▶ Exercise goal:
Each line that includes the word "name" should be copied from the records.

○ ○ ○ ○ ○

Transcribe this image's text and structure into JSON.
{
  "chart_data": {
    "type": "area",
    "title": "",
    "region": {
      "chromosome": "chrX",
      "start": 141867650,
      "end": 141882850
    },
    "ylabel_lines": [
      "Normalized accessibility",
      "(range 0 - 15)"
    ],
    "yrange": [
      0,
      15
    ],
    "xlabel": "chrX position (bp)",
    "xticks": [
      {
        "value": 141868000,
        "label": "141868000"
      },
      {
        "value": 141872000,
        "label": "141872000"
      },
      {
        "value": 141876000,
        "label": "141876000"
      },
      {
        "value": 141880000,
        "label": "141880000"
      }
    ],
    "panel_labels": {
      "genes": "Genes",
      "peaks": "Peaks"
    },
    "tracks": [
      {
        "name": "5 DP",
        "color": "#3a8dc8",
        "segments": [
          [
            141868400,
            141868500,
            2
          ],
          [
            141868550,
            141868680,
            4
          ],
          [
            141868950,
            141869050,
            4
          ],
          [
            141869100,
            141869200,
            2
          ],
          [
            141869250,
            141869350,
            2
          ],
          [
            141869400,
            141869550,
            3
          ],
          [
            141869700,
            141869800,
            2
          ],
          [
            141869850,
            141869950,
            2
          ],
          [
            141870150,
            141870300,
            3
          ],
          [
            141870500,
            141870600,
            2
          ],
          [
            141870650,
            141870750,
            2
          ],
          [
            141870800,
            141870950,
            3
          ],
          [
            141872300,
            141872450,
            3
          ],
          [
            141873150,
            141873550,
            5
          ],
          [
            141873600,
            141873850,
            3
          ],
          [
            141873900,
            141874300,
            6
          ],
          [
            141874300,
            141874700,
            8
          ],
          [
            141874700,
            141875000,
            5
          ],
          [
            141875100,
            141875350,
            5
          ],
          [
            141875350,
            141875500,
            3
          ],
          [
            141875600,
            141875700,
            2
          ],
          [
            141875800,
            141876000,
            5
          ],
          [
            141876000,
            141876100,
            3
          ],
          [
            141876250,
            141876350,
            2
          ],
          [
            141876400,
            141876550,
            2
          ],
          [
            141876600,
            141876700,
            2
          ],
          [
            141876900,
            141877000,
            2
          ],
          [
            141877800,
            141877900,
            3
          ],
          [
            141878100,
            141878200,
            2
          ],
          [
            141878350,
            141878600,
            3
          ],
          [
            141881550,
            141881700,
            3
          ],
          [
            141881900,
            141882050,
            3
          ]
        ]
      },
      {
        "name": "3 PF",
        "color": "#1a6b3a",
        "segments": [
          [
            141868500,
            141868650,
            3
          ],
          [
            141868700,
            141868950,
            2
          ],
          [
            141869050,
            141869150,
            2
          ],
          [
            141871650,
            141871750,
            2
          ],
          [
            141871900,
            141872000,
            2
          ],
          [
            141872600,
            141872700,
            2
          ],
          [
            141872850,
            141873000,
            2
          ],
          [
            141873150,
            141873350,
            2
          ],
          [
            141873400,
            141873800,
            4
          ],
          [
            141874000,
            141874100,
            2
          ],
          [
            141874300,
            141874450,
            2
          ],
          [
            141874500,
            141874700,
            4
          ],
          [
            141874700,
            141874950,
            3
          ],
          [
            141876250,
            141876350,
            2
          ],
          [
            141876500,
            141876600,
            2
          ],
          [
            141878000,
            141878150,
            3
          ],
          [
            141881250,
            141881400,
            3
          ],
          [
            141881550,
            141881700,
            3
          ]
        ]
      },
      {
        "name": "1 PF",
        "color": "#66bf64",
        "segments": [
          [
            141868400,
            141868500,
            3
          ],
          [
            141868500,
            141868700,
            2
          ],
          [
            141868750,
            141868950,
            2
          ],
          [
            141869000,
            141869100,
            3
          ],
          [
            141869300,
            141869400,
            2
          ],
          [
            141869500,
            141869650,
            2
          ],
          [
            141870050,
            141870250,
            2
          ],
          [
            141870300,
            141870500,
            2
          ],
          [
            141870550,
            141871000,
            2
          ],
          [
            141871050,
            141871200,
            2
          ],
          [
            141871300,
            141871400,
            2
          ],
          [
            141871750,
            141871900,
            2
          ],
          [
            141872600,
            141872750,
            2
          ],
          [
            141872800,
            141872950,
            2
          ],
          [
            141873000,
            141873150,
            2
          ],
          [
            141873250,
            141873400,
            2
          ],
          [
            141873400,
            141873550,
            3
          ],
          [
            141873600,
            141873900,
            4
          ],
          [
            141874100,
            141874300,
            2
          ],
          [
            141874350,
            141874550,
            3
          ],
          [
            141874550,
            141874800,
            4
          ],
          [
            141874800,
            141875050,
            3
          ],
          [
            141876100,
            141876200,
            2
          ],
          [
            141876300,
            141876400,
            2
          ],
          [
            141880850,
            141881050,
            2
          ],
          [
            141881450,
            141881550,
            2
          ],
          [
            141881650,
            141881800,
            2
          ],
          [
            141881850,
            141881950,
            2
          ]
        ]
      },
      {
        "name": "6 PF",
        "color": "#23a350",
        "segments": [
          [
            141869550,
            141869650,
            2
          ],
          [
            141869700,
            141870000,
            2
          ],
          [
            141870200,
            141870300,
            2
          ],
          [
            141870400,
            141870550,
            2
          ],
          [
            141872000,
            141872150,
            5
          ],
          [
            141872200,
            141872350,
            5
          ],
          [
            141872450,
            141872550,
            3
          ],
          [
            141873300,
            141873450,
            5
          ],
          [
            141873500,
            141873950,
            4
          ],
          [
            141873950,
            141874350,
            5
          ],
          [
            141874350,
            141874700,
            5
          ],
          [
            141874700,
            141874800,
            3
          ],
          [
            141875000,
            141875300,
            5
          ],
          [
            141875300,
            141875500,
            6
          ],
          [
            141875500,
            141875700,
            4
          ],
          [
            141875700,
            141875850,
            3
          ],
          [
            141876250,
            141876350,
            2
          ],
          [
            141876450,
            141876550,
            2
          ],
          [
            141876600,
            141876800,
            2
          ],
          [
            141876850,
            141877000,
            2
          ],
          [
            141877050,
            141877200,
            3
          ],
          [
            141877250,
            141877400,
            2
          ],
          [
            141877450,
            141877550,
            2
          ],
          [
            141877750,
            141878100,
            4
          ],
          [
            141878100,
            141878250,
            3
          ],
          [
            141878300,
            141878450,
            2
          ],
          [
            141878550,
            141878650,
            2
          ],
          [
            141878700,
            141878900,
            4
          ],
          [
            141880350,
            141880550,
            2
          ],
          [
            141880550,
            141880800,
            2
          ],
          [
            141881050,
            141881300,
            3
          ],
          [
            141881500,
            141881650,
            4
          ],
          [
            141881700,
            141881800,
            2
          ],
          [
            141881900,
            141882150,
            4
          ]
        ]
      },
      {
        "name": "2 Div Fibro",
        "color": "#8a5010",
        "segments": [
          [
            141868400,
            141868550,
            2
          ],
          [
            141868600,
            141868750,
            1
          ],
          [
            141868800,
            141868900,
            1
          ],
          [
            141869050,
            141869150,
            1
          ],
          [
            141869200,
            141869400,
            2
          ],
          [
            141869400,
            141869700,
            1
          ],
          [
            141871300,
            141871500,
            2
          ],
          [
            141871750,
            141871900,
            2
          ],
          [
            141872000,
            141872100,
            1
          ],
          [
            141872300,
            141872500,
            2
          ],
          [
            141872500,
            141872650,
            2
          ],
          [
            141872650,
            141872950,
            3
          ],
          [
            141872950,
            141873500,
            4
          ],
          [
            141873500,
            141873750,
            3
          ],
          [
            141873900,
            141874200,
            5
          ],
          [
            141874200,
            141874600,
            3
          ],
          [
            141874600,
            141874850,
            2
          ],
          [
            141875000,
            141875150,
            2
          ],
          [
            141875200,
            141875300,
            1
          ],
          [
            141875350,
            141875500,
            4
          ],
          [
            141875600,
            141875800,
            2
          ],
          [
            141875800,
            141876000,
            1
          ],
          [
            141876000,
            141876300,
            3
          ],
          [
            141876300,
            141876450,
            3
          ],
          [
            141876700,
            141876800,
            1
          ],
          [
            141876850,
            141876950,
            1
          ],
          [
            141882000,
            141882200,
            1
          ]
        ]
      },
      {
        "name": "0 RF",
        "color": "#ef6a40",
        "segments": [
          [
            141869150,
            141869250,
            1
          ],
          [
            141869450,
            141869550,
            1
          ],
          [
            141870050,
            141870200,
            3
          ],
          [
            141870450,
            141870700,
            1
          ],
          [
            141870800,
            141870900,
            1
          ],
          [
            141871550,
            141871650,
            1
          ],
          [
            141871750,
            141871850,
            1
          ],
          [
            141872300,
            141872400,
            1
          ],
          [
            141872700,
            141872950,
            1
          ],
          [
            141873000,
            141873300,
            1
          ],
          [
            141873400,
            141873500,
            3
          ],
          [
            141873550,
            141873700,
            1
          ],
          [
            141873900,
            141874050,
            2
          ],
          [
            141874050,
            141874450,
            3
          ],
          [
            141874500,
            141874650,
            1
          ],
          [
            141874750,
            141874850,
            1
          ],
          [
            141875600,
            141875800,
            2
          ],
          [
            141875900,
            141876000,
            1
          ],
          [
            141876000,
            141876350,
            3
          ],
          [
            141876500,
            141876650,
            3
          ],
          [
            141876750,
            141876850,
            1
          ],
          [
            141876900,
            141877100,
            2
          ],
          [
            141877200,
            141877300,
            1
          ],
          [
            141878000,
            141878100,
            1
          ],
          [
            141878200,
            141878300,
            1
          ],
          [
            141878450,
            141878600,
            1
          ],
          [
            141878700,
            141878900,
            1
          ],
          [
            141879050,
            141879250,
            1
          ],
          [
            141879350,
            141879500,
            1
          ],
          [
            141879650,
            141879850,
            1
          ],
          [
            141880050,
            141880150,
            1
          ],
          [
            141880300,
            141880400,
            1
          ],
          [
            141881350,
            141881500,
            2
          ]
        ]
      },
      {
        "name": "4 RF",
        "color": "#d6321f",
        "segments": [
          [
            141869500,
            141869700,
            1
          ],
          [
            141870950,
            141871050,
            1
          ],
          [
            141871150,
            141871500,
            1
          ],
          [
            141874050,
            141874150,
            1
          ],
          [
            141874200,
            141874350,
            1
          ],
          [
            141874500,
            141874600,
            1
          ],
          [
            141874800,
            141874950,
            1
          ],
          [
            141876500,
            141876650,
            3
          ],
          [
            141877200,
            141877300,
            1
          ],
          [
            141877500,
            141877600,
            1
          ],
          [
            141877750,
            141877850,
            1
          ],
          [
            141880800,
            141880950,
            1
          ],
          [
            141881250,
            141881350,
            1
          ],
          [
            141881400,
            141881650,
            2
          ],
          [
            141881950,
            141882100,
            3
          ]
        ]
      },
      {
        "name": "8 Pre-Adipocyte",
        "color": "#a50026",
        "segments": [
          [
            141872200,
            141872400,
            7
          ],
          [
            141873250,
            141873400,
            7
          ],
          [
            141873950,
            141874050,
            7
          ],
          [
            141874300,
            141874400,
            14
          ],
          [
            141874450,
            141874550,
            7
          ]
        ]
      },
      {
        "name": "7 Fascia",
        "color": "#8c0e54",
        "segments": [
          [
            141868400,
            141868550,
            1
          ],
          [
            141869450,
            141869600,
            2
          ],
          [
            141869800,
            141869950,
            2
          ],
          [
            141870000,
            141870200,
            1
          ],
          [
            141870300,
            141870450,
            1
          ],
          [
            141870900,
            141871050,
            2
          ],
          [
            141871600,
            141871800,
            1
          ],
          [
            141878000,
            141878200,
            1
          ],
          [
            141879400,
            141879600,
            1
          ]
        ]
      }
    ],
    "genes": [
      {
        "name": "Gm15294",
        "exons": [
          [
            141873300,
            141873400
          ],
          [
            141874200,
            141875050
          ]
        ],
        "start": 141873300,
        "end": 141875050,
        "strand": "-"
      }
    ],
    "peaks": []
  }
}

○ ○ ○ ○ ○

▶ Response box:
        "name": "5 DP",
        "name": "3 PF",
        "name": "1 PF",
        "name": "6 PF",
        "name": "2 Div Fibro",
        "name": "0 RF",
        "name": "4 RF",
        "name": "8 Pre-Adipocyte",
        "name": "7 Fascia",
        "name": "Gm15294",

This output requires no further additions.